■ Exercise directions ■
Print the data that follows exactly.

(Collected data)
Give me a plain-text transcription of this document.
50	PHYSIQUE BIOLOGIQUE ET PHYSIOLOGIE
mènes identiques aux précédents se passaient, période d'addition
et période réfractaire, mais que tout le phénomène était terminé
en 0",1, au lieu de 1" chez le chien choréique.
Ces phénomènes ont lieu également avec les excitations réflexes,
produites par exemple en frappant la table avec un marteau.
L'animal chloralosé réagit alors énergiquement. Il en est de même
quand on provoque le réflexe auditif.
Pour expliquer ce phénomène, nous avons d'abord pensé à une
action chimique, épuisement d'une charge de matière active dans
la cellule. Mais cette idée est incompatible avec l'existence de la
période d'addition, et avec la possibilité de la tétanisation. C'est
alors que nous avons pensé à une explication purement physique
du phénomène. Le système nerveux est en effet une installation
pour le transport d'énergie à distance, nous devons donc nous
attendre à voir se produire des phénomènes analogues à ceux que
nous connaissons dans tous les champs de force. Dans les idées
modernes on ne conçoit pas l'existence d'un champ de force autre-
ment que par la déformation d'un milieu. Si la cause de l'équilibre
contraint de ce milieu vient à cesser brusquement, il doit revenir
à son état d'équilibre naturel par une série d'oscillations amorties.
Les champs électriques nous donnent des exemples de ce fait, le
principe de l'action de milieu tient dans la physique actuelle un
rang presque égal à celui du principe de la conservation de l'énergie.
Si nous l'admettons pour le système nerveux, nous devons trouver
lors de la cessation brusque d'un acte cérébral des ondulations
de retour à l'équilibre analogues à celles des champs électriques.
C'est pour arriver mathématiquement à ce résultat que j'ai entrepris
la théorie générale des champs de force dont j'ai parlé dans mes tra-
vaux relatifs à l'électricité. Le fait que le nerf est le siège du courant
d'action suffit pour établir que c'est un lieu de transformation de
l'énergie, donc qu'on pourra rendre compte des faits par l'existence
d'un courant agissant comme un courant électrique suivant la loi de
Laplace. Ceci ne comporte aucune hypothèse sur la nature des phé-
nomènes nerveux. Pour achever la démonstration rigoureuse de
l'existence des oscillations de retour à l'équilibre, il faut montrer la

■ Reply ■
Give me a plain-text transcription of this document.
50	PHYSIQUE BIOLOGIQUE ET PHYSIOLOGIE
mènes identiques aux précédents se passaient, période d'addition
et période réfractaire, mais que tout le phénomène était terminé
en 0",1, au lieu de 1" chez le chien choréique.
Ces phénomènes ont lieu également avec les excitations réflexes,
produites par exemple en frappant la table avec un marteau.
L'animal chloralosé réagit alors énergiquement. Il en est de même
quand on provoque le réflexe auditif.
Pour expliquer ce phénomène, nous avons d'abord pensé à une
action chimique, épuisement d'une charge de matière active dans
la cellule. Mais cette idée est incompatible avec l'existence de la
période d'addition, et avec la possibilité de la tétanisation. C'est
alors que nous avons pensé à une explication purement physique
du phénomène. Le système nerveux est en effet une installation
pour le transport d'énergie à distance, nous devons donc nous
attendre à voir se produire des phénomènes analogues à ceux que
nous connaissons dans tous les champs de force. Dans les idées
modernes on ne conçoit pas l'existence d'un champ de force autre-
ment que par la déformation d'un milieu. Si la cause de l'équilibre
contraint de ce milieu vient à cesser brusquement, il doit revenir
à son état d'équilibre naturel par une série d'oscillations amorties.
Les champs électriques nous donnent des exemples de ce fait, le
principe de l'action de milieu tient dans la physique actuelle un
rang presque égal à celui du principe de la conservation de l'énergie.
Si nous l'admettons pour le système nerveux, nous devons trouver
lors de la cessation brusque d'un acte cérébral des ondulations
de retour à l'équilibre analogues à celles des champs électriques.
C'est pour arriver mathématiquement à ce résultat que j'ai entrepris
la théorie générale des champs de force dont j'ai parlé dans mes tra-
vaux relatifs à l'électricité. Le fait que le nerf est le siège du courant
d'action suffit pour établir que c'est un lieu de transformation de
l'énergie, donc qu'on pourra rendre compte des faits par l'existence
d'un courant agissant comme un courant électrique suivant la loi de
Laplace. Ceci ne comporte aucune hypothèse sur la nature des phé-
nomènes nerveux. Pour achever la démonstration rigoureuse de
l'existence des oscillations de retour à l'équilibre, il faut montrer la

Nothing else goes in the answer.